Written problem: All of the records below must be output exactly, with no pictures carried over.

++++

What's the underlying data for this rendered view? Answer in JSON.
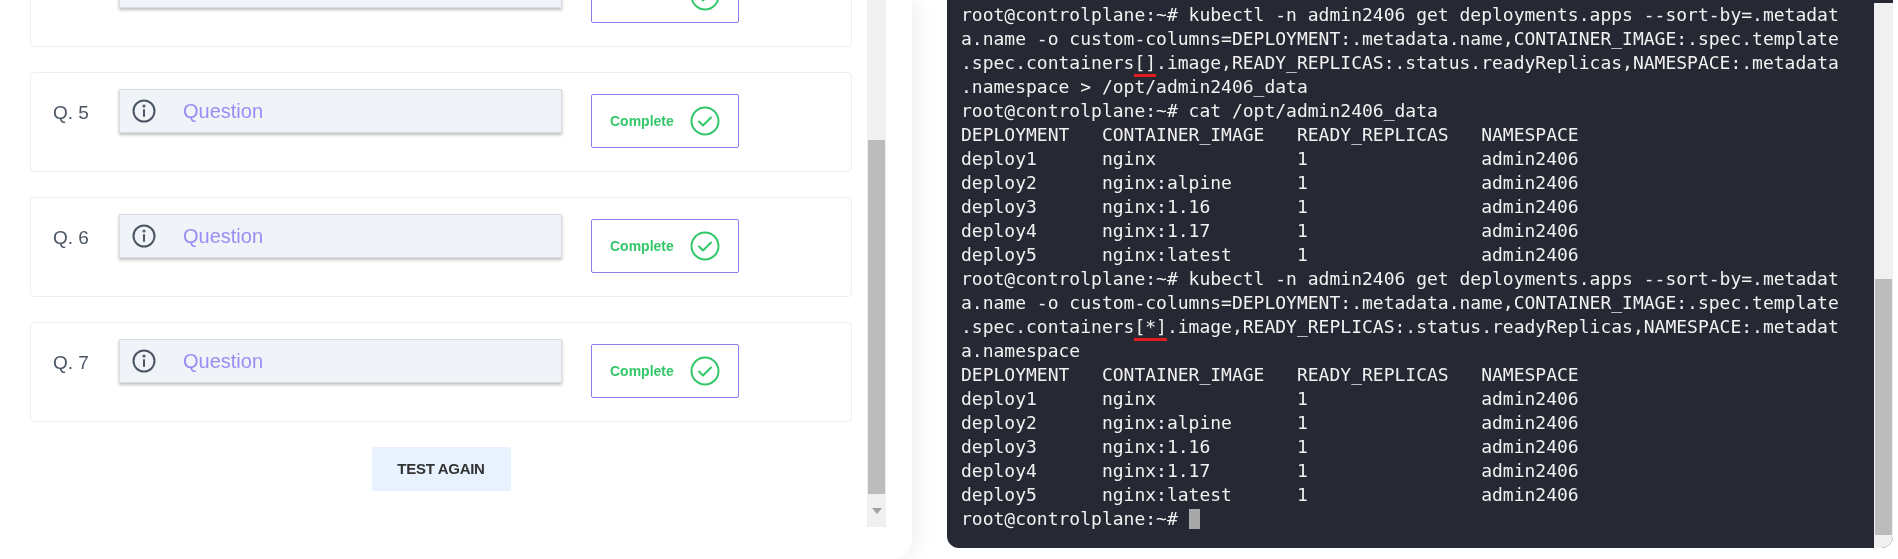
{
  "questions": [
    {
      "completed": true
    },
    {
      "number": "Q. 5",
      "placeholder": "Question",
      "status": "Complete",
      "completed": true
    },
    {
      "number": "Q. 6",
      "placeholder": "Question",
      "status": "Complete",
      "completed": true
    },
    {
      "number": "Q. 7",
      "placeholder": "Question",
      "status": "Complete",
      "completed": true
    }
  ],
  "test_again_button": "TEST AGAIN",
  "terminal": {
    "lines": [
      {
        "text": "root@controlplane:~# kubectl -n admin2406 get deployments.apps --sort-by=.metadat"
      },
      {
        "text": "a.name -o custom-columns=DEPLOYMENT:.metadata.name,CONTAINER_IMAGE:.spec.template"
      },
      {
        "kind": "marked",
        "before": ".spec.containers",
        "mark": "[]",
        "after": ".image,READY_REPLICAS:.status.readyReplicas,NAMESPACE:.metadata"
      },
      {
        "text": ".namespace > /opt/admin2406_data"
      },
      {
        "text": "root@controlplane:~# cat /opt/admin2406_data"
      },
      {
        "text": "DEPLOYMENT   CONTAINER_IMAGE   READY_REPLICAS   NAMESPACE"
      },
      {
        "text": "deploy1      nginx             1                admin2406"
      },
      {
        "text": "deploy2      nginx:alpine      1                admin2406"
      },
      {
        "text": "deploy3      nginx:1.16        1                admin2406"
      },
      {
        "text": "deploy4      nginx:1.17        1                admin2406"
      },
      {
        "text": "deploy5      nginx:latest      1                admin2406"
      },
      {
        "text": "root@controlplane:~# kubectl -n admin2406 get deployments.apps --sort-by=.metadat"
      },
      {
        "text": "a.name -o custom-columns=DEPLOYMENT:.metadata.name,CONTAINER_IMAGE:.spec.template"
      },
      {
        "kind": "marked",
        "before": ".spec.containers",
        "mark": "[*]",
        "after": ".image,READY_REPLICAS:.status.readyReplicas,NAMESPACE:.metadat"
      },
      {
        "text": "a.namespace"
      },
      {
        "text": "DEPLOYMENT   CONTAINER_IMAGE   READY_REPLICAS   NAMESPACE"
      },
      {
        "text": "deploy1      nginx             1                admin2406"
      },
      {
        "text": "deploy2      nginx:alpine      1                admin2406"
      },
      {
        "text": "deploy3      nginx:1.16        1                admin2406"
      },
      {
        "text": "deploy4      nginx:1.17        1                admin2406"
      },
      {
        "text": "deploy5      nginx:latest      1                admin2406"
      },
      {
        "kind": "prompt",
        "text": "root@controlplane:~#",
        "cursor": true
      }
    ]
  }
}
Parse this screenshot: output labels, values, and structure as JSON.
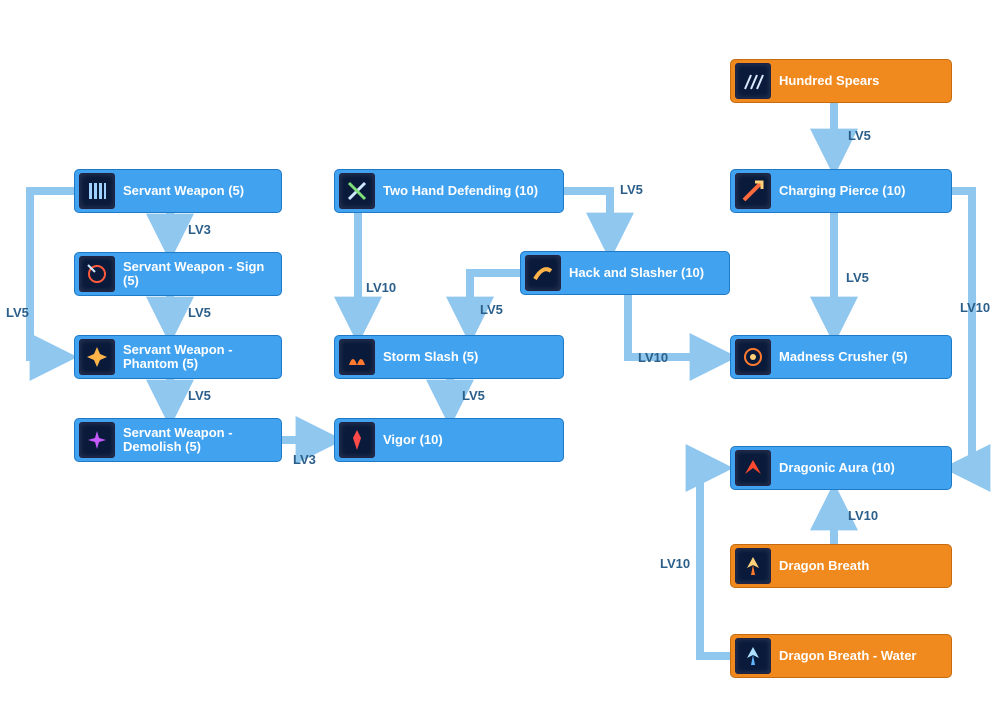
{
  "skills": {
    "servant_weapon": {
      "label": "Servant Weapon (5)",
      "color": "blue",
      "icon": "bars"
    },
    "servant_sign": {
      "label": "Servant Weapon - Sign (5)",
      "color": "blue",
      "icon": "target"
    },
    "servant_phantom": {
      "label": "Servant Weapon - Phantom (5)",
      "color": "blue",
      "icon": "burst"
    },
    "servant_demolish": {
      "label": "Servant Weapon - Demolish (5)",
      "color": "blue",
      "icon": "explode"
    },
    "two_hand_def": {
      "label": "Two Hand Defending (10)",
      "color": "blue",
      "icon": "cross"
    },
    "hack_slasher": {
      "label": "Hack and Slasher (10)",
      "color": "blue",
      "icon": "slash"
    },
    "storm_slash": {
      "label": "Storm Slash (5)",
      "color": "blue",
      "icon": "flame"
    },
    "vigor": {
      "label": "Vigor (10)",
      "color": "blue",
      "icon": "vigor"
    },
    "hundred_spears": {
      "label": "Hundred Spears",
      "color": "orange",
      "icon": "spears"
    },
    "charging_pierce": {
      "label": "Charging Pierce (10)",
      "color": "blue",
      "icon": "pierce"
    },
    "madness_crusher": {
      "label": "Madness Crusher (5)",
      "color": "blue",
      "icon": "swirl"
    },
    "dragonic_aura": {
      "label": "Dragonic Aura (10)",
      "color": "blue",
      "icon": "dragon"
    },
    "dragon_breath": {
      "label": "Dragon Breath",
      "color": "orange",
      "icon": "dbreath"
    },
    "dragon_breath_water": {
      "label": "Dragon Breath - Water",
      "color": "orange",
      "icon": "dbreath"
    }
  },
  "edge_labels": {
    "sw_to_sign": "LV3",
    "sign_to_phantom": "LV5",
    "phantom_to_demo": "LV5",
    "sw_to_phantom": "LV5",
    "demo_to_vigor": "LV3",
    "thd_to_hack": "LV5",
    "thd_to_storm": "LV10",
    "hack_to_storm": "LV5",
    "storm_to_vigor": "LV5",
    "hack_to_madness": "LV10",
    "hs_to_cp": "LV5",
    "cp_to_madness": "LV5",
    "cp_to_aura": "LV10",
    "db_to_aura": "LV10",
    "dbw_to_aura": "LV10"
  }
}
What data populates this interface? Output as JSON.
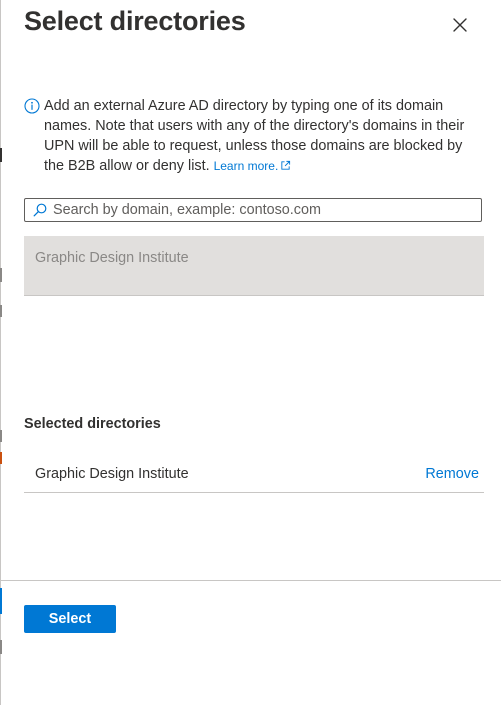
{
  "panel": {
    "title": "Select directories",
    "close_icon": "close-icon"
  },
  "info": {
    "icon": "info-icon",
    "text": "Add an external Azure AD directory by typing one of its domain names. Note that users with any of the directory's domains in their UPN will be able to request, unless those domains are blocked by the B2B allow or deny list.",
    "learn_more_label": "Learn more.",
    "learn_more_icon": "external-link-icon"
  },
  "search": {
    "icon": "search-icon",
    "placeholder": "Search by domain, example: contoso.com",
    "value": ""
  },
  "search_results": [
    {
      "name": "Graphic Design Institute",
      "state": "disabled"
    }
  ],
  "selected_directories": {
    "heading": "Selected directories",
    "items": [
      {
        "name": "Graphic Design Institute",
        "remove_label": "Remove"
      }
    ]
  },
  "footer": {
    "select_label": "Select"
  },
  "colors": {
    "accent": "#0078d4",
    "text": "#323130",
    "muted_text": "#8a8886",
    "disabled_row": "#e1dfdd",
    "divider": "#c8c6c4"
  }
}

++++

Answer to the task:
What's the underlying data for this rendered view? Answer in JSON.
{
  "questions": [
    {
      "completed": true
    },
    {
      "number": "Q. 5",
      "placeholder": "Question",
      "status": "Complete",
      "completed": true
    },
    {
      "number": "Q. 6",
      "placeholder": "Question",
      "status": "Complete",
      "completed": true
    },
    {
      "number": "Q. 7",
      "placeholder": "Question",
      "status": "Complete",
      "completed": true
    }
  ],
  "test_again_button": "TEST AGAIN",
  "terminal": {
    "lines": [
      {
        "text": "root@controlplane:~# kubectl -n admin2406 get deployments.apps --sort-by=.metadat"
      },
      {
        "text": "a.name -o custom-columns=DEPLOYMENT:.metadata.name,CONTAINER_IMAGE:.spec.template"
      },
      {
        "kind": "marked",
        "before": ".spec.containers",
        "mark": "[]",
        "after": ".image,READY_REPLICAS:.status.readyReplicas,NAMESPACE:.metadata"
      },
      {
        "text": ".namespace > /opt/admin2406_data"
      },
      {
        "text": "root@controlplane:~# cat /opt/admin2406_data"
      },
      {
        "text": "DEPLOYMENT   CONTAINER_IMAGE   READY_REPLICAS   NAMESPACE"
      },
      {
        "text": "deploy1      nginx             1                admin2406"
      },
      {
        "text": "deploy2      nginx:alpine      1                admin2406"
      },
      {
        "text": "deploy3      nginx:1.16        1                admin2406"
      },
      {
        "text": "deploy4      nginx:1.17        1                admin2406"
      },
      {
        "text": "deploy5      nginx:latest      1                admin2406"
      },
      {
        "text": "root@controlplane:~# kubectl -n admin2406 get deployments.apps --sort-by=.metadat"
      },
      {
        "text": "a.name -o custom-columns=DEPLOYMENT:.metadata.name,CONTAINER_IMAGE:.spec.template"
      },
      {
        "kind": "marked",
        "before": ".spec.containers",
        "mark": "[*]",
        "after": ".image,READY_REPLICAS:.status.readyReplicas,NAMESPACE:.metadat"
      },
      {
        "text": "a.namespace"
      },
      {
        "text": "DEPLOYMENT   CONTAINER_IMAGE   READY_REPLICAS   NAMESPACE"
      },
      {
        "text": "deploy1      nginx             1                admin2406"
      },
      {
        "text": "deploy2      nginx:alpine      1                admin2406"
      },
      {
        "text": "deploy3      nginx:1.16        1                admin2406"
      },
      {
        "text": "deploy4      nginx:1.17        1                admin2406"
      },
      {
        "text": "deploy5      nginx:latest      1                admin2406"
      },
      {
        "kind": "prompt",
        "text": "root@controlplane:~#",
        "cursor": true
      }
    ]
  }
}
Parse this screenshot: output labels, values, and structure as JSON.
{
  "skills": {
    "servant_weapon": {
      "label": "Servant Weapon (5)",
      "color": "blue",
      "icon": "bars"
    },
    "servant_sign": {
      "label": "Servant Weapon - Sign (5)",
      "color": "blue",
      "icon": "target"
    },
    "servant_phantom": {
      "label": "Servant Weapon - Phantom (5)",
      "color": "blue",
      "icon": "burst"
    },
    "servant_demolish": {
      "label": "Servant Weapon - Demolish (5)",
      "color": "blue",
      "icon": "explode"
    },
    "two_hand_def": {
      "label": "Two Hand Defending (10)",
      "color": "blue",
      "icon": "cross"
    },
    "hack_slasher": {
      "label": "Hack and Slasher (10)",
      "color": "blue",
      "icon": "slash"
    },
    "storm_slash": {
      "label": "Storm Slash (5)",
      "color": "blue",
      "icon": "flame"
    },
    "vigor": {
      "label": "Vigor (10)",
      "color": "blue",
      "icon": "vigor"
    },
    "hundred_spears": {
      "label": "Hundred Spears",
      "color": "orange",
      "icon": "spears"
    },
    "charging_pierce": {
      "label": "Charging Pierce (10)",
      "color": "blue",
      "icon": "pierce"
    },
    "madness_crusher": {
      "label": "Madness Crusher (5)",
      "color": "blue",
      "icon": "swirl"
    },
    "dragonic_aura": {
      "label": "Dragonic Aura (10)",
      "color": "blue",
      "icon": "dragon"
    },
    "dragon_breath": {
      "label": "Dragon Breath",
      "color": "orange",
      "icon": "dbreath"
    },
    "dragon_breath_water": {
      "label": "Dragon Breath - Water",
      "color": "orange",
      "icon": "dbreath"
    }
  },
  "edge_labels": {
    "sw_to_sign": "LV3",
    "sign_to_phantom": "LV5",
    "phantom_to_demo": "LV5",
    "sw_to_phantom": "LV5",
    "demo_to_vigor": "LV3",
    "thd_to_hack": "LV5",
    "thd_to_storm": "LV10",
    "hack_to_storm": "LV5",
    "storm_to_vigor": "LV5",
    "hack_to_madness": "LV10",
    "hs_to_cp": "LV5",
    "cp_to_madness": "LV5",
    "cp_to_aura": "LV10",
    "db_to_aura": "LV10",
    "dbw_to_aura": "LV10"
  }
}
What data populates this interface? Output as JSON.
{
  "panel": {
    "title": "Select directories",
    "close_icon": "close-icon"
  },
  "info": {
    "icon": "info-icon",
    "text": "Add an external Azure AD directory by typing one of its domain names. Note that users with any of the directory's domains in their UPN will be able to request, unless those domains are blocked by the B2B allow or deny list.",
    "learn_more_label": "Learn more.",
    "learn_more_icon": "external-link-icon"
  },
  "search": {
    "icon": "search-icon",
    "placeholder": "Search by domain, example: contoso.com",
    "value": ""
  },
  "search_results": [
    {
      "name": "Graphic Design Institute",
      "state": "disabled"
    }
  ],
  "selected_directories": {
    "heading": "Selected directories",
    "items": [
      {
        "name": "Graphic Design Institute",
        "remove_label": "Remove"
      }
    ]
  },
  "footer": {
    "select_label": "Select"
  },
  "colors": {
    "accent": "#0078d4",
    "text": "#323130",
    "muted_text": "#8a8886",
    "disabled_row": "#e1dfdd",
    "divider": "#c8c6c4"
  }
}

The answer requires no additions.